Set down word for word the stretch of the Oslobodenje book review below that begins at "Publishing a Newspaper" and ends after "senior contributing writer.".

Excerpt
____________________
Publishing a Newspaper Under Siege
As Long as Sarajevo Exists, This Newspaper Will Be Published By Kemal Kurspahic Pamphleteer Press
Book review by
Sherry Ricchiardi
Sherry Ricchiardi (sricchia@iupui.edu) is an AJR senior contributing writer.
As Long as Sarajevo Exists, This Newspaper Will Be Published
By Kemal Kurspahic
Pamphleteer Press
248 pages; $25
When Serbian forces began attacking Sarajevo,
Kemal Kurspahic gathered the staff of the city's most influential newspaper,
Oslobodenje, and made a grim vow to those who were willing to remain and
work under fire: "I cannot promise that you will be alive when the siege
is over," the 46-year-old editor said. "But I can promise you this. As
long as Sarajevo exists, this newspaper will publish every day."
The date: April 1992.
Three years earlier, Oslobodenje — the name means
liberation — was voted newspaper of the year in what was then Yugoslavia.
It was the first daily to open its pages to diverse opinions and political
commentary outside of Communist Party lines. No wonder that the newspaper,
housed in a modern, 10-story high-rise, was among the first targets hit
by Serb nationalists during the onslaught (see "Under the Gun," July/August
1994).
____________________
Stored records
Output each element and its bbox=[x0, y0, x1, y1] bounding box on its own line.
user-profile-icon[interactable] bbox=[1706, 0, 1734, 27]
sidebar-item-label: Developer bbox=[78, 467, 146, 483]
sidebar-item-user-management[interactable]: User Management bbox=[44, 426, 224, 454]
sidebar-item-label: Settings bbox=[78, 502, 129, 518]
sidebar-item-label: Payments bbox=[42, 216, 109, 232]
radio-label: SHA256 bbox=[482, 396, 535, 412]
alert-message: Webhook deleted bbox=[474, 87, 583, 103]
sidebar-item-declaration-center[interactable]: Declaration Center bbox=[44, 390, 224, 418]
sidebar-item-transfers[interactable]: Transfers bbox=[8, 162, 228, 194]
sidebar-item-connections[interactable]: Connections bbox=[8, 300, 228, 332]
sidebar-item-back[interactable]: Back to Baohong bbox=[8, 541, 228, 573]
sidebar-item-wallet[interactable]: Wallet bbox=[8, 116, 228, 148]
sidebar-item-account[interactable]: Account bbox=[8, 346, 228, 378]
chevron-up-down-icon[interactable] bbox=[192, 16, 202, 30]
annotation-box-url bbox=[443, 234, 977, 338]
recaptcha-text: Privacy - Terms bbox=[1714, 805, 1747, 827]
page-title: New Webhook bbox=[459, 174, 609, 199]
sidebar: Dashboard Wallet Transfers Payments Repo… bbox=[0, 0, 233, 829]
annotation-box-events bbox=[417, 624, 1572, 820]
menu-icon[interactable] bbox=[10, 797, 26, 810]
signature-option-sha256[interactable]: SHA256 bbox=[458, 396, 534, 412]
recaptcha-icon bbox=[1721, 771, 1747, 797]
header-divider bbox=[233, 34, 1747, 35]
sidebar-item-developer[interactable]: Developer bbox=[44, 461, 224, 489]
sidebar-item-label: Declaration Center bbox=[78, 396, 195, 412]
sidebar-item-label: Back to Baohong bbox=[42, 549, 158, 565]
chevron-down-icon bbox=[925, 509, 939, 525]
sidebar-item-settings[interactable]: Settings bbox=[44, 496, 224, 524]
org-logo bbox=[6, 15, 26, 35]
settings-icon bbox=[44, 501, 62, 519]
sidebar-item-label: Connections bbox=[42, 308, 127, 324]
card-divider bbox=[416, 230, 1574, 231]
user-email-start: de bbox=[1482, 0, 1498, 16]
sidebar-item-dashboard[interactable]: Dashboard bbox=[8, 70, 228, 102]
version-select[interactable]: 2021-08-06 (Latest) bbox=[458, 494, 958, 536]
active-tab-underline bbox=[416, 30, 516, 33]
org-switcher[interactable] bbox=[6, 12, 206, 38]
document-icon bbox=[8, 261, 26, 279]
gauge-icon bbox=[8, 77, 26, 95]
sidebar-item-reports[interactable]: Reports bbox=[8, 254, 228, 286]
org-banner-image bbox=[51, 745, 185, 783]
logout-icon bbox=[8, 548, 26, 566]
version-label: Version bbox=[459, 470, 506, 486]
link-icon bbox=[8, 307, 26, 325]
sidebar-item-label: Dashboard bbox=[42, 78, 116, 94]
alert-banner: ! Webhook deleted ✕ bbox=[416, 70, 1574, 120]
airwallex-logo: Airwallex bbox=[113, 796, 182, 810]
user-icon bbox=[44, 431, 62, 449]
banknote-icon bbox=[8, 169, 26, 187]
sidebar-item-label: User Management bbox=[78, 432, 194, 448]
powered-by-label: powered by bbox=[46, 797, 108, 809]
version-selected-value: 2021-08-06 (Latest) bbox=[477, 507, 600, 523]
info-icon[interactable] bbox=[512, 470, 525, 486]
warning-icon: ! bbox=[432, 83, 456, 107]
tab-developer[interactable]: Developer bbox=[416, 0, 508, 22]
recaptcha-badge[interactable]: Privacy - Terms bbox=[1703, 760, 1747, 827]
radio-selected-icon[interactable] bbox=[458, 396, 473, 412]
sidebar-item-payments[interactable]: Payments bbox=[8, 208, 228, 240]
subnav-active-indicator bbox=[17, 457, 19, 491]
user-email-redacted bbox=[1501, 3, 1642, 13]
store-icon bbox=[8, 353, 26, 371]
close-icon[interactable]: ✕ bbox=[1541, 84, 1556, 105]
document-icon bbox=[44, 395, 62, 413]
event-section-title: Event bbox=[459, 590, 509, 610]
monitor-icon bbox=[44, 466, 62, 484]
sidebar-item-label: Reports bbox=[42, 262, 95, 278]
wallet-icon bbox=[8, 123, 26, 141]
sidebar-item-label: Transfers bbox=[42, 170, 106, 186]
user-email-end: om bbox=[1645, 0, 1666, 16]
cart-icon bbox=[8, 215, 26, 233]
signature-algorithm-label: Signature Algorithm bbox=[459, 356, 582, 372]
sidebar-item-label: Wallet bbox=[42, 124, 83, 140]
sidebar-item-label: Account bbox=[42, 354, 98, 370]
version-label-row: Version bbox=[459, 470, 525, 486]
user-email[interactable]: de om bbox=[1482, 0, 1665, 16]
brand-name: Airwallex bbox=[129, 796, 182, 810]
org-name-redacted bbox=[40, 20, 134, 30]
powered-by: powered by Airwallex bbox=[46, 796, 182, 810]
____________________
Answer
Publishing a Newspaper Under Siege
As Long as Sarajevo Exists, This Newspaper Will Be Published By Kemal Kurspahic Pamphleteer Press
Book review by
Sherry Ricchiardi
Sherry Ricchiardi (sricchia@iupui.edu) is an AJR senior contributing writer.